#### Set problem
Provide nothing beyond the count of lines that include the string "chevron".

(Items from a data source)
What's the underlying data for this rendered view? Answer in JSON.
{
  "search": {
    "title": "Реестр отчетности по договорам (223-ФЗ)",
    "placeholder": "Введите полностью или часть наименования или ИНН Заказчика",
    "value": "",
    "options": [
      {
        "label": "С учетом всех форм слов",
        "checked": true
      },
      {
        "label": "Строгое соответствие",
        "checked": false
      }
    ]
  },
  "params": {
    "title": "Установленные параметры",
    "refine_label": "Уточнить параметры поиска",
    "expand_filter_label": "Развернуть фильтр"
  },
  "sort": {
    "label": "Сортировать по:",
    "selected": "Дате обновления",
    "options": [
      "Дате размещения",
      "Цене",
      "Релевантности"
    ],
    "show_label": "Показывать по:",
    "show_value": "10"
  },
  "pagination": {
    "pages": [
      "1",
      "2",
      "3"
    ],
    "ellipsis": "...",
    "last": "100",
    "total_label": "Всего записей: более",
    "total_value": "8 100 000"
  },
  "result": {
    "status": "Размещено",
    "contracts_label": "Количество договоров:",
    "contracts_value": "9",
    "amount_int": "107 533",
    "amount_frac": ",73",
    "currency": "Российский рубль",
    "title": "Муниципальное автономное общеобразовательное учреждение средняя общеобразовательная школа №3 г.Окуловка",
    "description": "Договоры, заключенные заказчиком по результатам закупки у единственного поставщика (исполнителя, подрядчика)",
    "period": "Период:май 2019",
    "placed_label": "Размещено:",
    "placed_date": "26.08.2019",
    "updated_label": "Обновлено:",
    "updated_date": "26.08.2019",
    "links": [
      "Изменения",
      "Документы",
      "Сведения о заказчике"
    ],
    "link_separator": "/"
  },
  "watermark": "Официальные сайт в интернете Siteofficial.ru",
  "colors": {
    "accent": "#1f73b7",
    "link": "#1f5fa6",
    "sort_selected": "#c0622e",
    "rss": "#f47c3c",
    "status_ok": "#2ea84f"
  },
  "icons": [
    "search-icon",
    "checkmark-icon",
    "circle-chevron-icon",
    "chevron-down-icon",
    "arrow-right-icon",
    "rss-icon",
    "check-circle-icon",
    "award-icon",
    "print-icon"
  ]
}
==
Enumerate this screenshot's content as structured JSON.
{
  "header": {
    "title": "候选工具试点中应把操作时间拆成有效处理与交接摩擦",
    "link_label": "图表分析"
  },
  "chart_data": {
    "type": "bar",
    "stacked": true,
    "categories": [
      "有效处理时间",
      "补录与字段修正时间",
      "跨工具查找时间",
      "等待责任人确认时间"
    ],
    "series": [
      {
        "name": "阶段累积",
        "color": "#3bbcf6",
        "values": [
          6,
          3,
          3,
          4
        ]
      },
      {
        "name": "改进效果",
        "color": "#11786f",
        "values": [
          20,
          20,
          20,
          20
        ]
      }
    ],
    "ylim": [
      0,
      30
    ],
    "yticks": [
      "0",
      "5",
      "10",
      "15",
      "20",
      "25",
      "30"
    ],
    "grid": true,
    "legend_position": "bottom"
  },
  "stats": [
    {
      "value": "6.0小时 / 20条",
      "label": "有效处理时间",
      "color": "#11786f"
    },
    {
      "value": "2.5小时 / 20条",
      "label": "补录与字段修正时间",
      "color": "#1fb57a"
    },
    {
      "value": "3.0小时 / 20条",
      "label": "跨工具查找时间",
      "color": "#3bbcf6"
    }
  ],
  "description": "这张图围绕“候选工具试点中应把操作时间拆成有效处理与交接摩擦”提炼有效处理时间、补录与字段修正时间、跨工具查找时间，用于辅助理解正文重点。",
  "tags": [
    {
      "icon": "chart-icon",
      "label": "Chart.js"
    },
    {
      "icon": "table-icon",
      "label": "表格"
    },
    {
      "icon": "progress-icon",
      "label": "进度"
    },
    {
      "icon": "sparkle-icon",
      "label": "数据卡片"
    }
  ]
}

#### Result
2